[Stored records]
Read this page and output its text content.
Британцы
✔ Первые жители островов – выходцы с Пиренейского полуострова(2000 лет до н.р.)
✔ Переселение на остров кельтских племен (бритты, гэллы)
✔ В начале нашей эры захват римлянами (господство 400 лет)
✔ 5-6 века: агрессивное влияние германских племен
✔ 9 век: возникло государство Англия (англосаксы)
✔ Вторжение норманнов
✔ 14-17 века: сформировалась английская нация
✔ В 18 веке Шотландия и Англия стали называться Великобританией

What you will do:
Using the listing above, list every line in which the string "племен" occurs.

The completed task:
✔ Переселение на остров кельтских племен (бритты, гэллы)
✔ 5-6 века: агрессивное влияние германских племен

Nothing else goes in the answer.